## start
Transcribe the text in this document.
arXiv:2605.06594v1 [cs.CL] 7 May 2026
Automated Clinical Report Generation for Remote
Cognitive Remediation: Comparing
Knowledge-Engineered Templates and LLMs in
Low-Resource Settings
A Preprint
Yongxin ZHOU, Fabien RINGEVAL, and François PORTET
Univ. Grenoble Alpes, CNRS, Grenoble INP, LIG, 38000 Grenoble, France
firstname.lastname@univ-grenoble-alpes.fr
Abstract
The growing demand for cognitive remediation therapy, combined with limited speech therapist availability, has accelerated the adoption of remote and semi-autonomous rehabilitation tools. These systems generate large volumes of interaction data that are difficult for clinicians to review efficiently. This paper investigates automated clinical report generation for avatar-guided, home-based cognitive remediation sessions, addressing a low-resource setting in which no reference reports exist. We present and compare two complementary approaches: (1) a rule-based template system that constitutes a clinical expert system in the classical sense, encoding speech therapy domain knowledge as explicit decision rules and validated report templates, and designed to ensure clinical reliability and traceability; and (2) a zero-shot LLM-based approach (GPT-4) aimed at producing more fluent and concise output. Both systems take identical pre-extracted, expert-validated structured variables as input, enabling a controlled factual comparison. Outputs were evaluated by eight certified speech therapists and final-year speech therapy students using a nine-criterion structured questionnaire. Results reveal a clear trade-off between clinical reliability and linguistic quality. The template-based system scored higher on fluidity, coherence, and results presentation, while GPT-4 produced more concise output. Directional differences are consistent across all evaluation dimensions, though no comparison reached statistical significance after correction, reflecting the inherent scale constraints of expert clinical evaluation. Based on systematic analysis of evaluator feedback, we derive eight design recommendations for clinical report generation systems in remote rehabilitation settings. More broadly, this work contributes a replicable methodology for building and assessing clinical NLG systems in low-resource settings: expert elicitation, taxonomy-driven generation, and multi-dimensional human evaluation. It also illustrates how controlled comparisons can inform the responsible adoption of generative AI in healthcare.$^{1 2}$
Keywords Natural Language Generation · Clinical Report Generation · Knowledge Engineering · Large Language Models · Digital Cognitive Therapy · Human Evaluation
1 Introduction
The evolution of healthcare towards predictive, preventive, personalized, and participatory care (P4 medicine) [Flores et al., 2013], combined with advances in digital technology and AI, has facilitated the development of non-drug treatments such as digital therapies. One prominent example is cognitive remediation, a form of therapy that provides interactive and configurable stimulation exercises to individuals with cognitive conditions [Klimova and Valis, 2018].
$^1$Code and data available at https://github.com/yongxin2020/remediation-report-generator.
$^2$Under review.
## end
* [Set task]: Extract each line from the listing above, please, and repeat it exactly.

* [Task response]:
Transcribe the text in this document.
arXiv:2605.06594v1 [cs.CL] 7 May 2026
Automated Clinical Report Generation for Remote
Cognitive Remediation: Comparing
Knowledge-Engineered Templates and LLMs in
Low-Resource Settings
A Preprint
Yongxin ZHOU, Fabien RINGEVAL, and François PORTET
Univ. Grenoble Alpes, CNRS, Grenoble INP, LIG, 38000 Grenoble, France
firstname.lastname@univ-grenoble-alpes.fr
Abstract
The growing demand for cognitive remediation therapy, combined with limited speech therapist availability, has accelerated the adoption of remote and semi-autonomous rehabilitation tools. These systems generate large volumes of interaction data that are difficult for clinicians to review efficiently. This paper investigates automated clinical report generation for avatar-guided, home-based cognitive remediation sessions, addressing a low-resource setting in which no reference reports exist. We present and compare two complementary approaches: (1) a rule-based template system that constitutes a clinical expert system in the classical sense, encoding speech therapy domain knowledge as explicit decision rules and validated report templates, and designed to ensure clinical reliability and traceability; and (2) a zero-shot LLM-based approach (GPT-4) aimed at producing more fluent and concise output. Both systems take identical pre-extracted, expert-validated structured variables as input, enabling a controlled factual comparison. Outputs were evaluated by eight certified speech therapists and final-year speech therapy students using a nine-criterion structured questionnaire. Results reveal a clear trade-off between clinical reliability and linguistic quality. The template-based system scored higher on fluidity, coherence, and results presentation, while GPT-4 produced more concise output. Directional differences are consistent across all evaluation dimensions, though no comparison reached statistical significance after correction, reflecting the inherent scale constraints of expert clinical evaluation. Based on systematic analysis of evaluator feedback, we derive eight design recommendations for clinical report generation systems in remote rehabilitation settings. More broadly, this work contributes a replicable methodology for building and assessing clinical NLG systems in low-resource settings: expert elicitation, taxonomy-driven generation, and multi-dimensional human evaluation. It also illustrates how controlled comparisons can inform the responsible adoption of generative AI in healthcare.$^{1 2}$
Keywords Natural Language Generation · Clinical Report Generation · Knowledge Engineering · Large Language Models · Digital Cognitive Therapy · Human Evaluation
1 Introduction
The evolution of healthcare towards predictive, preventive, personalized, and participatory care (P4 medicine) [Flores et al., 2013], combined with advances in digital technology and AI, has facilitated the development of non-drug treatments such as digital therapies. One prominent example is cognitive remediation, a form of therapy that provides interactive and configurable stimulation exercises to individuals with cognitive conditions [Klimova and Valis, 2018].
$^1$Code and data available at https://github.com/yongxin2020/remediation-report-generator.
$^2$Under review.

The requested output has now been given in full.